Data records
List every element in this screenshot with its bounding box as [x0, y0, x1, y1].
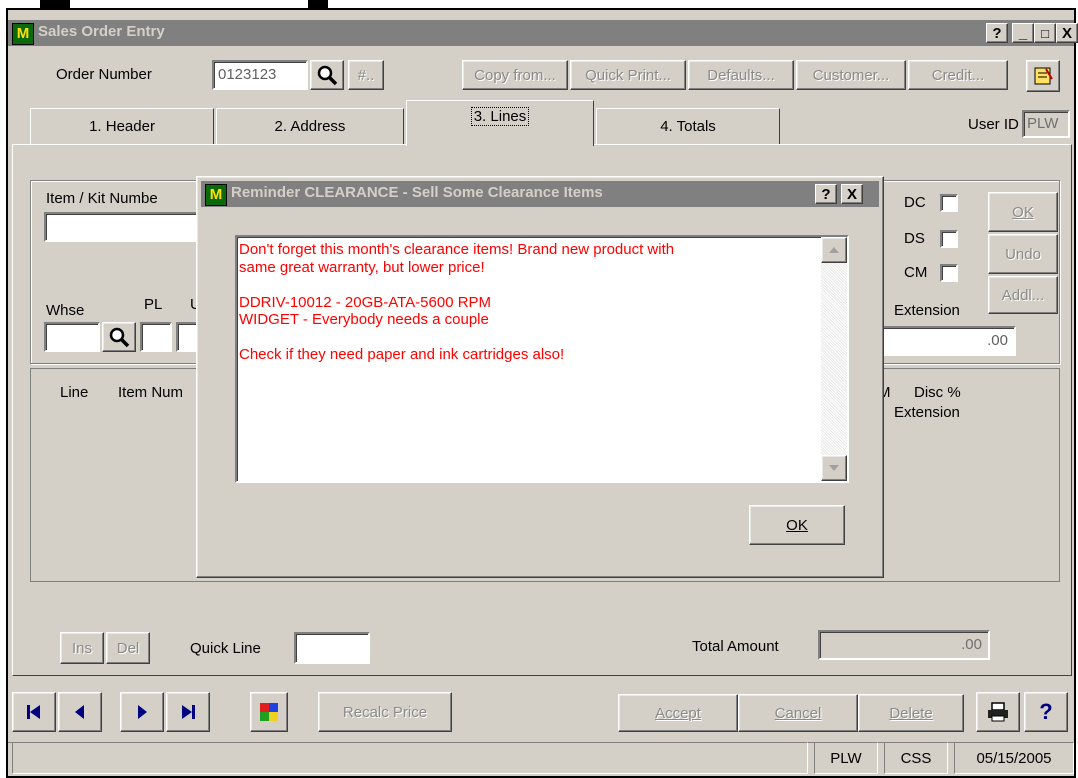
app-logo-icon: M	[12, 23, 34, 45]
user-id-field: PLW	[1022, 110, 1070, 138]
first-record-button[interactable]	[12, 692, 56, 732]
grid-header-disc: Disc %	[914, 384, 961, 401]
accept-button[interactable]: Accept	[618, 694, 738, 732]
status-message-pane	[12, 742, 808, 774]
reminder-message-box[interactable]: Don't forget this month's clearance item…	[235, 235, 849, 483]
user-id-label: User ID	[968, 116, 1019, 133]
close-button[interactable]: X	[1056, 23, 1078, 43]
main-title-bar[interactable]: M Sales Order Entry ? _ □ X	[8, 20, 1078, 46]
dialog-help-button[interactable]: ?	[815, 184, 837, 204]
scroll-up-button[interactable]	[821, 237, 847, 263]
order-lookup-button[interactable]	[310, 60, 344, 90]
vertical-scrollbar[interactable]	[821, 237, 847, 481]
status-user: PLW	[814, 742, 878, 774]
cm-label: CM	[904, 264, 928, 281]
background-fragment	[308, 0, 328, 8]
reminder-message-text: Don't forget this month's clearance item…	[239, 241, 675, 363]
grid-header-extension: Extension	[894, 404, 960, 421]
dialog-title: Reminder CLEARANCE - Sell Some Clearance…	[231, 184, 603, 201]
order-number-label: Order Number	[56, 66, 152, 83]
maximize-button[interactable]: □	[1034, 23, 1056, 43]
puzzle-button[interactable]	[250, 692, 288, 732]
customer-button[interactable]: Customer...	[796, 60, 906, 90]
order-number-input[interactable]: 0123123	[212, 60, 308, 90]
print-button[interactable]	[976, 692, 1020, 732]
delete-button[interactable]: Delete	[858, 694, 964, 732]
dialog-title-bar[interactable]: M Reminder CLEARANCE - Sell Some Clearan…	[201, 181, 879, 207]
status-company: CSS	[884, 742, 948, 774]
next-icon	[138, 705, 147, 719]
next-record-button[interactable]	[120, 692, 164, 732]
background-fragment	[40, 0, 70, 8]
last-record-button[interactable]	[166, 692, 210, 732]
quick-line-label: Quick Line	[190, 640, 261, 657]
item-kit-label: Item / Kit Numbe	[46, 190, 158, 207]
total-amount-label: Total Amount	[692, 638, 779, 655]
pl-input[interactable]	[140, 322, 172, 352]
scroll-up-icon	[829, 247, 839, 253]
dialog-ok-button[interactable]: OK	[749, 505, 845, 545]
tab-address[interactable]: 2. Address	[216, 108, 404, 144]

Work instructions
Copy all of the rows above word for word, leaving out the picture.

Full solution
List every element in this screenshot with its bounding box as [x0, y0, x1, y1].
app-logo-icon: M	[12, 23, 34, 45]
user-id-field: PLW	[1022, 110, 1070, 138]
first-record-button[interactable]	[12, 692, 56, 732]
grid-header-disc: Disc %	[914, 384, 961, 401]
accept-button[interactable]: Accept	[618, 694, 738, 732]
status-message-pane	[12, 742, 808, 774]
reminder-message-box[interactable]: Don't forget this month's clearance item…	[235, 235, 849, 483]
user-id-label: User ID	[968, 116, 1019, 133]
close-button[interactable]: X	[1056, 23, 1078, 43]
main-title-bar[interactable]: M Sales Order Entry ? _ □ X	[8, 20, 1078, 46]
dialog-help-button[interactable]: ?	[815, 184, 837, 204]
scroll-up-button[interactable]	[821, 237, 847, 263]
order-lookup-button[interactable]	[310, 60, 344, 90]
vertical-scrollbar[interactable]	[821, 237, 847, 481]
status-user: PLW	[814, 742, 878, 774]
cm-label: CM	[904, 264, 928, 281]
background-fragment	[308, 0, 328, 8]
reminder-message-text: Don't forget this month's clearance item…	[239, 241, 675, 363]
grid-header-extension: Extension	[894, 404, 960, 421]
dialog-title: Reminder CLEARANCE - Sell Some Clearance…	[231, 184, 603, 201]
order-number-label: Order Number	[56, 66, 152, 83]
maximize-button[interactable]: □	[1034, 23, 1056, 43]
puzzle-button[interactable]	[250, 692, 288, 732]
customer-button[interactable]: Customer...	[796, 60, 906, 90]
order-number-input[interactable]: 0123123	[212, 60, 308, 90]
print-button[interactable]	[976, 692, 1020, 732]
delete-button[interactable]: Delete	[858, 694, 964, 732]
dialog-title-bar[interactable]: M Reminder CLEARANCE - Sell Some Clearan…	[201, 181, 879, 207]
status-company: CSS	[884, 742, 948, 774]
next-icon	[138, 705, 147, 719]
next-record-button[interactable]	[120, 692, 164, 732]
background-fragment	[40, 0, 70, 8]
last-record-button[interactable]	[166, 692, 210, 732]
quick-line-label: Quick Line	[190, 640, 261, 657]
item-kit-label: Item / Kit Numbe	[46, 190, 158, 207]
total-amount-label: Total Amount	[692, 638, 779, 655]
pl-input[interactable]	[140, 322, 172, 352]
scroll-up-icon	[829, 247, 839, 253]
dialog-ok-button[interactable]: OK	[749, 505, 845, 545]
tab-address[interactable]: 2. Address	[216, 108, 404, 144]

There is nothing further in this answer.